───── RECORDED INFORMATION

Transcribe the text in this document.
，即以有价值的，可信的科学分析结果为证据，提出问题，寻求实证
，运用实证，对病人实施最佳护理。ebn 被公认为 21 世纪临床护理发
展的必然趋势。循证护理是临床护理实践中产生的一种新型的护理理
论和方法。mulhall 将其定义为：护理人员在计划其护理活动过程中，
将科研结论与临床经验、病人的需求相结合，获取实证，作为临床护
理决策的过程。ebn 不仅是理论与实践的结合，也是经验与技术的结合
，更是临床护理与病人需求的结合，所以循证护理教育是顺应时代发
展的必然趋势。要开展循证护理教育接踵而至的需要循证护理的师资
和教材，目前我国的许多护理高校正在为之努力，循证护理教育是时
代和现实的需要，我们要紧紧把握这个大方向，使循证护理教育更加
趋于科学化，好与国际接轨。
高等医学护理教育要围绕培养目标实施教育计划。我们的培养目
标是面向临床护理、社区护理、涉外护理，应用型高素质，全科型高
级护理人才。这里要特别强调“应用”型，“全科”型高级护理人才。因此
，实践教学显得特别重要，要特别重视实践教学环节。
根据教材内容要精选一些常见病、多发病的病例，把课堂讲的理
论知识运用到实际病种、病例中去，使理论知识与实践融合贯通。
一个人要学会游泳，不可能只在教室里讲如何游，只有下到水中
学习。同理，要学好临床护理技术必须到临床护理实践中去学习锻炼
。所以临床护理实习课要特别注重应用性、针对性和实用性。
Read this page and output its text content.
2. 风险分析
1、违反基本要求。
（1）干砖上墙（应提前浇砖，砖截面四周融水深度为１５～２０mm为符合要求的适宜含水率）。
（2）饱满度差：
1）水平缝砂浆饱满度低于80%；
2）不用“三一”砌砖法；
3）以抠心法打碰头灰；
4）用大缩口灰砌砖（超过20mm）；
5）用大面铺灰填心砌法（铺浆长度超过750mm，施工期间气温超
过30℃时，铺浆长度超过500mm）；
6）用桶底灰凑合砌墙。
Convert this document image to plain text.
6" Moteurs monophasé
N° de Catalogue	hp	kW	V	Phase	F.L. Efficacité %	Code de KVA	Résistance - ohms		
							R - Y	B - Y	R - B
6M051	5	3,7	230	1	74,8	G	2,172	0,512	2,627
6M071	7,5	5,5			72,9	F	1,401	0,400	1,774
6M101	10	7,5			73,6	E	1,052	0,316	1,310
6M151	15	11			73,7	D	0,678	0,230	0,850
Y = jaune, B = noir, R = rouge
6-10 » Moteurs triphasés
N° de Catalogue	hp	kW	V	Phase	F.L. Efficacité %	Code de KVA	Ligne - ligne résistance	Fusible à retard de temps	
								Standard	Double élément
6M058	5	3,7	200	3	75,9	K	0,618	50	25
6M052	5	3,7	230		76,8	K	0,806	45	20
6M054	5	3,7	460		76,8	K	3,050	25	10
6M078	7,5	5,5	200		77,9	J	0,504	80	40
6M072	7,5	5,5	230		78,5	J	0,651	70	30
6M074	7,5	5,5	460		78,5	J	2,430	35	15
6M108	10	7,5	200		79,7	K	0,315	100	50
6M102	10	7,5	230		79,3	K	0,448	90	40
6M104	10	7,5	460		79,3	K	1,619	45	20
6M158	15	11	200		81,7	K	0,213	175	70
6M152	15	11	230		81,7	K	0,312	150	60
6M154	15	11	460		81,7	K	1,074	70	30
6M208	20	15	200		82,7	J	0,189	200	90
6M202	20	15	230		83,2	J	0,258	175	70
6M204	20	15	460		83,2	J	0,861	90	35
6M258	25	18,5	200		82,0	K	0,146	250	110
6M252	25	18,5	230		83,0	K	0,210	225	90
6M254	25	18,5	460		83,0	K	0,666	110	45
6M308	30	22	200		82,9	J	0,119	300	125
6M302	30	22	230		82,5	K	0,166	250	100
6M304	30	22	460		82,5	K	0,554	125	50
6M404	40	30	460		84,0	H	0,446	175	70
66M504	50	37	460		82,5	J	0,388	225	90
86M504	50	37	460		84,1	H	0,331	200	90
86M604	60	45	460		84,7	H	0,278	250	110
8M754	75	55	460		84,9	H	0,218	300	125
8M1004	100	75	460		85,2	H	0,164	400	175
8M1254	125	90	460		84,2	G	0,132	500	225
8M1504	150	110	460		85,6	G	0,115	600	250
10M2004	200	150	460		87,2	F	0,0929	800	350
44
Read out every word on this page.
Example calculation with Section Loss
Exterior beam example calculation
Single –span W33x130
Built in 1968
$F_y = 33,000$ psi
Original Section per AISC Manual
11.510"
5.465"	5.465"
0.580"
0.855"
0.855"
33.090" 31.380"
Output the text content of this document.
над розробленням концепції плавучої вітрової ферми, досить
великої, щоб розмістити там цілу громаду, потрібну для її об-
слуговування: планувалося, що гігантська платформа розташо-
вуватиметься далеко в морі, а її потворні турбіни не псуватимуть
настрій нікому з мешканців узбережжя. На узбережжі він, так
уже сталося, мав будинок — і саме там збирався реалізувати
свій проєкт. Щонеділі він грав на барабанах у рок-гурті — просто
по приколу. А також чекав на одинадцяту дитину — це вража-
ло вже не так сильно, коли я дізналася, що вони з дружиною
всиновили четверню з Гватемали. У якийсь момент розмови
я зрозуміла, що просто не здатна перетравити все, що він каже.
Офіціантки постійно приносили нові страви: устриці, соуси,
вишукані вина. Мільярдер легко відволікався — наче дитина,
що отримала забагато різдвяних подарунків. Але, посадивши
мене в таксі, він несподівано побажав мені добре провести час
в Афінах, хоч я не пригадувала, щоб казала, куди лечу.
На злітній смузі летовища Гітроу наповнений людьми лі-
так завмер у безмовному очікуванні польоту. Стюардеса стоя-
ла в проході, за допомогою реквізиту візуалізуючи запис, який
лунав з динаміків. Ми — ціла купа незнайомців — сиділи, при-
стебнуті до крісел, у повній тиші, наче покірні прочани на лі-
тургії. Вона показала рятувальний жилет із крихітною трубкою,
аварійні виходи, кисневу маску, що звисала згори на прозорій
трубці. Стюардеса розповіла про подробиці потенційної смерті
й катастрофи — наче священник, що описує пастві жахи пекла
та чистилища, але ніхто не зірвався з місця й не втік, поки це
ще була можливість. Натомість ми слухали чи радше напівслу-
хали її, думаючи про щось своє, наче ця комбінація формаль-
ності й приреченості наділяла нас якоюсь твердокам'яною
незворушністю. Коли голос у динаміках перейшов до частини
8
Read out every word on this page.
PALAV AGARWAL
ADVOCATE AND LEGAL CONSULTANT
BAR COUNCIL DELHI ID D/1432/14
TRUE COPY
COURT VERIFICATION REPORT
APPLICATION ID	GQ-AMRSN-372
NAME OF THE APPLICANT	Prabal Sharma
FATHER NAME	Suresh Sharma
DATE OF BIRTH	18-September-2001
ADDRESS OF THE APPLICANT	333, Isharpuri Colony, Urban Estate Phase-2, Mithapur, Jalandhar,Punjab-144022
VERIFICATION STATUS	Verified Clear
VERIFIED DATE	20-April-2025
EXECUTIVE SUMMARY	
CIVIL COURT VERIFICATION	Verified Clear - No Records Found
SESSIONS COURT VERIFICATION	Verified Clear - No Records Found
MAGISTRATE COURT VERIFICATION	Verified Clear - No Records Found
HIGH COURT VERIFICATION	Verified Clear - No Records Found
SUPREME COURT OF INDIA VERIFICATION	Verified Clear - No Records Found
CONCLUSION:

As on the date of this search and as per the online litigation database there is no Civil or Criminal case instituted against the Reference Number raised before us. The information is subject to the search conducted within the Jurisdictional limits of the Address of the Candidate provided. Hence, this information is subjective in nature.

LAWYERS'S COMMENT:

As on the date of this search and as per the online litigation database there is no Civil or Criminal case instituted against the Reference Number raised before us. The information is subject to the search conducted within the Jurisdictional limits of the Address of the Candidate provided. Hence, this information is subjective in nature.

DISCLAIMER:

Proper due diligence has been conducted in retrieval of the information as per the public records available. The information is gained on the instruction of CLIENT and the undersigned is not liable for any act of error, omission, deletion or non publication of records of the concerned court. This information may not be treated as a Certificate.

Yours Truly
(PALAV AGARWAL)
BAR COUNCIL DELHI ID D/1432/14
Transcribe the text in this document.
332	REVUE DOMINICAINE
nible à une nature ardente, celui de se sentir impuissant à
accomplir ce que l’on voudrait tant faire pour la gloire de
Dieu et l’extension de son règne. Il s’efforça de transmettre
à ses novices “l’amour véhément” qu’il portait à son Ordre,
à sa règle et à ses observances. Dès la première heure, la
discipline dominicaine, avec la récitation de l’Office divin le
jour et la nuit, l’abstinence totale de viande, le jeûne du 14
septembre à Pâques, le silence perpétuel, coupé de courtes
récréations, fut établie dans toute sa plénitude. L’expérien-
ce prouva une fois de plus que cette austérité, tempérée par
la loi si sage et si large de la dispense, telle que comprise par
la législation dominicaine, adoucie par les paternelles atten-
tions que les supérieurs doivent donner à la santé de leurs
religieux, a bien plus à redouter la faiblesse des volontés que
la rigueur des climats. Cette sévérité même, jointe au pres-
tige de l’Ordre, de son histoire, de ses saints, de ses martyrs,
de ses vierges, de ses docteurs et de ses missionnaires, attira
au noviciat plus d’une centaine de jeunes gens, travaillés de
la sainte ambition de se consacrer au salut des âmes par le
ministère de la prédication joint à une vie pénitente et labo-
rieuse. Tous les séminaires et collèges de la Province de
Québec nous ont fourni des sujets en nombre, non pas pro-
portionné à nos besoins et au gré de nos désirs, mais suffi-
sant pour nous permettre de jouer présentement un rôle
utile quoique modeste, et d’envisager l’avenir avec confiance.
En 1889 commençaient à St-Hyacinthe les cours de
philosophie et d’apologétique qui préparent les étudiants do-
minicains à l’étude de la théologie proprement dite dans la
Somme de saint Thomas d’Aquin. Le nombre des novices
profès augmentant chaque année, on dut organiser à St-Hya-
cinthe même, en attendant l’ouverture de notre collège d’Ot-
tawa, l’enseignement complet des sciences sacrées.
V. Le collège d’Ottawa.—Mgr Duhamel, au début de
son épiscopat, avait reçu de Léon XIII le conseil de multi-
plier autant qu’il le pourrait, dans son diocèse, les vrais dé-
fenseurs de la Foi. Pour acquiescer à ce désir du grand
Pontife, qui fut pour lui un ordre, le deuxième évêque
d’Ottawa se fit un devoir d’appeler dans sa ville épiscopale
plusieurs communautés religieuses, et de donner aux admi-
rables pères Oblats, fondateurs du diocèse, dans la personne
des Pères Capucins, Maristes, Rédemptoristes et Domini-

──────────

__REQUIRED TASK__
Go through the entries above and pull out each line with "APPLICANT" in it.

__EXPECTED OUTPUT__
NAME OF THE APPLICANT	Prabal Sharma
ADDRESS OF THE APPLICANT	333, Isharpuri Colony, Urban Estate Phase-2, Mithapur, Jalandhar,Punjab-144022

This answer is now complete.